● WORK TO BE COMPLETED: Scan the material below for the string "дверью", and copy every line where it shows up.

● EXCERPTED RECORDS:
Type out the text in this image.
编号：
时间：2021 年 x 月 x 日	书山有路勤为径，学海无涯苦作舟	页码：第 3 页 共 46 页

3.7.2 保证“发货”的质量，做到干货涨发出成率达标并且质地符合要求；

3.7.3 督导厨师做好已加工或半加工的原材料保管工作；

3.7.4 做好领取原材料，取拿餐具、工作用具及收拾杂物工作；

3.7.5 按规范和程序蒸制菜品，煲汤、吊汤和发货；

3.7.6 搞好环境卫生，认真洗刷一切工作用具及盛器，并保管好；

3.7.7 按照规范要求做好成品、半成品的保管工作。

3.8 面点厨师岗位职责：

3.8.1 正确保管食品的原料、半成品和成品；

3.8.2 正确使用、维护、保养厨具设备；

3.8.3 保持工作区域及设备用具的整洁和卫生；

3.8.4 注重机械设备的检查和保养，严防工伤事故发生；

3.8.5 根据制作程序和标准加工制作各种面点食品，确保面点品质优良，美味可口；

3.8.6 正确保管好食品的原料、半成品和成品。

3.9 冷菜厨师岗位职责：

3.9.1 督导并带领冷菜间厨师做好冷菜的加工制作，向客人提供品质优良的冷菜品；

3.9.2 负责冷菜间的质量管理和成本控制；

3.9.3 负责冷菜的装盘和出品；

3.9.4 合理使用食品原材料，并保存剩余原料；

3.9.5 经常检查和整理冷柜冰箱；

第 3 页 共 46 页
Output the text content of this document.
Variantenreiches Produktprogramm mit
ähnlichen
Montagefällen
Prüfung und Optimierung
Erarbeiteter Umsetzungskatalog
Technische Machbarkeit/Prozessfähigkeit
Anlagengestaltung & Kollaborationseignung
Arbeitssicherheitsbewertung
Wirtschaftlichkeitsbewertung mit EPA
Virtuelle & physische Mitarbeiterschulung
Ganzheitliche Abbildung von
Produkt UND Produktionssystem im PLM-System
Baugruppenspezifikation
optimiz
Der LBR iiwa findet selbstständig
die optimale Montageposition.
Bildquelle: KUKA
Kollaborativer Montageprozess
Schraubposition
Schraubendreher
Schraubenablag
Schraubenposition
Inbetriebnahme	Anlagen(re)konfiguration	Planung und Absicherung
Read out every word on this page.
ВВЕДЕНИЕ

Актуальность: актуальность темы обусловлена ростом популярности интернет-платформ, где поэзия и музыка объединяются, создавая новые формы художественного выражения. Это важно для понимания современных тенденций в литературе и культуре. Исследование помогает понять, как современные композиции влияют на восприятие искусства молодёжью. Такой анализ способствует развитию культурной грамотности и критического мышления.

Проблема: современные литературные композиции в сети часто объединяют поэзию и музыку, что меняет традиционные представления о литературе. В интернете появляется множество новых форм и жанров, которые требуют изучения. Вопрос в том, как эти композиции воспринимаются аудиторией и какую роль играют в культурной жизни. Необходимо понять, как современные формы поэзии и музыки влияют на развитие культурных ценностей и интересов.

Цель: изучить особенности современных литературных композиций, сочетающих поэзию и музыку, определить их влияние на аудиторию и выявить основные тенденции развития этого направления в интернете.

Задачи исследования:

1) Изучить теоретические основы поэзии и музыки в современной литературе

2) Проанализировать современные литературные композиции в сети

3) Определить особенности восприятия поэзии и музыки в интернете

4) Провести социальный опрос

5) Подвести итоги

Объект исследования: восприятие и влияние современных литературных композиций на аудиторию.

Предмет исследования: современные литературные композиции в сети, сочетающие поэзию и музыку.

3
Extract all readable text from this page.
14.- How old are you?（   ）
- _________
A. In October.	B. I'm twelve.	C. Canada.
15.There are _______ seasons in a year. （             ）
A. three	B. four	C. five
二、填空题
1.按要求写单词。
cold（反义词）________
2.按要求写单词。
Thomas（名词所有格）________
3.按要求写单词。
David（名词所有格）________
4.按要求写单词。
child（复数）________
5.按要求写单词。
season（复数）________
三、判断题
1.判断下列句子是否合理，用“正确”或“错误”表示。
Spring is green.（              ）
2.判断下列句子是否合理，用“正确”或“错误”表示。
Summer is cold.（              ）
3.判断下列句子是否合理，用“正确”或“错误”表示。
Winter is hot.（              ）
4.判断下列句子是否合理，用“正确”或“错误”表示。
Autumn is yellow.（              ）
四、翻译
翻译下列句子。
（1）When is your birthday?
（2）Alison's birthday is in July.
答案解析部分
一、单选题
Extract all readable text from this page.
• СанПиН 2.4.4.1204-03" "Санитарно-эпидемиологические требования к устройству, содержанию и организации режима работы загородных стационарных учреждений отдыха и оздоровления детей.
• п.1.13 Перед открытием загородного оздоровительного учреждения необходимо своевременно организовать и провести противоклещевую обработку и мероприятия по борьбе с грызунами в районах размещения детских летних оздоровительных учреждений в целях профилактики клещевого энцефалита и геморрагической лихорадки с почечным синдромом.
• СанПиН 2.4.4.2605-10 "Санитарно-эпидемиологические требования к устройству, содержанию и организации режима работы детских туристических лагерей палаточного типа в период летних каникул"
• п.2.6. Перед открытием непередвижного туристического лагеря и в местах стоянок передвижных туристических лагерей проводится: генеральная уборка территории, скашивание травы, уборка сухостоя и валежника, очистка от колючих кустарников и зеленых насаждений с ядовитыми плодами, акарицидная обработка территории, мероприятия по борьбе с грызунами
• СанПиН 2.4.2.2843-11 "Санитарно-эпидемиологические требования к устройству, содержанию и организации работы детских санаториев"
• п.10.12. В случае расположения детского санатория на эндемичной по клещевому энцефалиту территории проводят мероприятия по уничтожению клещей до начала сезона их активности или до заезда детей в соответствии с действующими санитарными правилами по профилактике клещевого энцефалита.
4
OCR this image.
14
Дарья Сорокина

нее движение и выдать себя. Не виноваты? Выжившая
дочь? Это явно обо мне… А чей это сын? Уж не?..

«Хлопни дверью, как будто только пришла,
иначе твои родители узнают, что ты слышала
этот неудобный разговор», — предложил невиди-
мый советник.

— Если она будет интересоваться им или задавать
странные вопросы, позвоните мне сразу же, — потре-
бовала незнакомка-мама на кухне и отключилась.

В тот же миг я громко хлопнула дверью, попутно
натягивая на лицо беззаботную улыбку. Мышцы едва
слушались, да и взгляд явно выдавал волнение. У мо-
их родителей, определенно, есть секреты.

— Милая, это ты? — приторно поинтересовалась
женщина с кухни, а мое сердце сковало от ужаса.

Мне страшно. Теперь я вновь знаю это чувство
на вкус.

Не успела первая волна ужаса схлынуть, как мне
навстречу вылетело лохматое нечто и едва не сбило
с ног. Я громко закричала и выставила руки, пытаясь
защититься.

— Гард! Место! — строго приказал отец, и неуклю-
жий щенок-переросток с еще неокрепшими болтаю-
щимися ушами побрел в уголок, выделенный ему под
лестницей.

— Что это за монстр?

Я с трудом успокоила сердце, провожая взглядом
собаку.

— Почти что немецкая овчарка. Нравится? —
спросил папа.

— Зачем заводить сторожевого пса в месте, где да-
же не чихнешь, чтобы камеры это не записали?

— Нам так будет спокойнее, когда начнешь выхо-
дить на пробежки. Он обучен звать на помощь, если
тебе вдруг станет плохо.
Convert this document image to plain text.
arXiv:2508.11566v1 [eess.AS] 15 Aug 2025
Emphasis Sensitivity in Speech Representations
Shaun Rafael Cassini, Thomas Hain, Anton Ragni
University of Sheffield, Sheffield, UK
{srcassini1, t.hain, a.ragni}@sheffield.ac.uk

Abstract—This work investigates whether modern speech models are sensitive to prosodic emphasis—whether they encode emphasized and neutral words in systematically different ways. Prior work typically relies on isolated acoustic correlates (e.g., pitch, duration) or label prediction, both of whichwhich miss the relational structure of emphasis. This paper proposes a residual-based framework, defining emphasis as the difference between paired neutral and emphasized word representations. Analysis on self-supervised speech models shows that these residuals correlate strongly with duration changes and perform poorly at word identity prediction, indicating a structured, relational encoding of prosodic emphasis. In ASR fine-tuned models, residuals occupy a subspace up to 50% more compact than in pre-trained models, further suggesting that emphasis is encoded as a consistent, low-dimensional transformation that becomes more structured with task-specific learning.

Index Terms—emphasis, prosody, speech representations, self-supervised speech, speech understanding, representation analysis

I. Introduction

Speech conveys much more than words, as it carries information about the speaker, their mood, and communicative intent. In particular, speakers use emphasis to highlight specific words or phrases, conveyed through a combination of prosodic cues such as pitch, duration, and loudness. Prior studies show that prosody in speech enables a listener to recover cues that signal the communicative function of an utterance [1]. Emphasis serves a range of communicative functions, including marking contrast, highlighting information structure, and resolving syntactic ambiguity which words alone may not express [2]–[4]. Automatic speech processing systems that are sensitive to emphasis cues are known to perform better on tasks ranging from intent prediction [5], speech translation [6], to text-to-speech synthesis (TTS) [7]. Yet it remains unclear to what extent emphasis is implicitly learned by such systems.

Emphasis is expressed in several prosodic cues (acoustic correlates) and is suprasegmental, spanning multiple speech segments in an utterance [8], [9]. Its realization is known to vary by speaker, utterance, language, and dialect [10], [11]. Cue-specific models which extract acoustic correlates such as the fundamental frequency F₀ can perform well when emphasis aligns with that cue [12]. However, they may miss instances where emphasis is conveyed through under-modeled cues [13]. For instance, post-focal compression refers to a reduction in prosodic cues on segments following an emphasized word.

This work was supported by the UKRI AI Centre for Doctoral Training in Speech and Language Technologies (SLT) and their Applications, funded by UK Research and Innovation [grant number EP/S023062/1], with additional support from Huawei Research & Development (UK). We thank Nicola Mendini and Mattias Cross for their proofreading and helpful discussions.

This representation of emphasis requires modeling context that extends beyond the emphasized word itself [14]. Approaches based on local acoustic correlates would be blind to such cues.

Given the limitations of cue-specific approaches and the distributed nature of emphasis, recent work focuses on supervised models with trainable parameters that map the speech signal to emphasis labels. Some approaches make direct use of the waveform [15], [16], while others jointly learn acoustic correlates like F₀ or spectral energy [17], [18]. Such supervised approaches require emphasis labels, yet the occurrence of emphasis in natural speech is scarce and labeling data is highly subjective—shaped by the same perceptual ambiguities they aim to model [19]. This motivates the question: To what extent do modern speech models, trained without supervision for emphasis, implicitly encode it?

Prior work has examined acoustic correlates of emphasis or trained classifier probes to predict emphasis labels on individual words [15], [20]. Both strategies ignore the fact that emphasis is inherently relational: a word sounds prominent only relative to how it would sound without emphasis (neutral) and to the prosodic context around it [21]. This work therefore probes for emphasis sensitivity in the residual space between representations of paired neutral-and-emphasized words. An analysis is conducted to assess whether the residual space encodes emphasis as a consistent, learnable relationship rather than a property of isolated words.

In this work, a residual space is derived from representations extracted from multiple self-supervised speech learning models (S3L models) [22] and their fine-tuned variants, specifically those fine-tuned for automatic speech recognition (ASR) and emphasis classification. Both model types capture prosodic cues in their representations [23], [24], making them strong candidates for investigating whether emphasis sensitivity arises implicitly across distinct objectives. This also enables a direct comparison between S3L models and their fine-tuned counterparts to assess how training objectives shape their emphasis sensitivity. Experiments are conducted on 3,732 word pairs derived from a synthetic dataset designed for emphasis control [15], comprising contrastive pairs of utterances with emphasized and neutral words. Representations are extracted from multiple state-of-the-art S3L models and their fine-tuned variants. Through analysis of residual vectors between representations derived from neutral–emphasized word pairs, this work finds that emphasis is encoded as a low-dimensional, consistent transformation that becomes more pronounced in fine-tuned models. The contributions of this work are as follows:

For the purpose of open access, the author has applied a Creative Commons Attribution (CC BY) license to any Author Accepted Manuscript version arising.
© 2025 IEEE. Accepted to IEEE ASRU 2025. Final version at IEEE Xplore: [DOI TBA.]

● WRITTEN REPLY:
«Хлопни дверью, как будто только пришла,
В тот же миг я громко хлопнула дверью, попутно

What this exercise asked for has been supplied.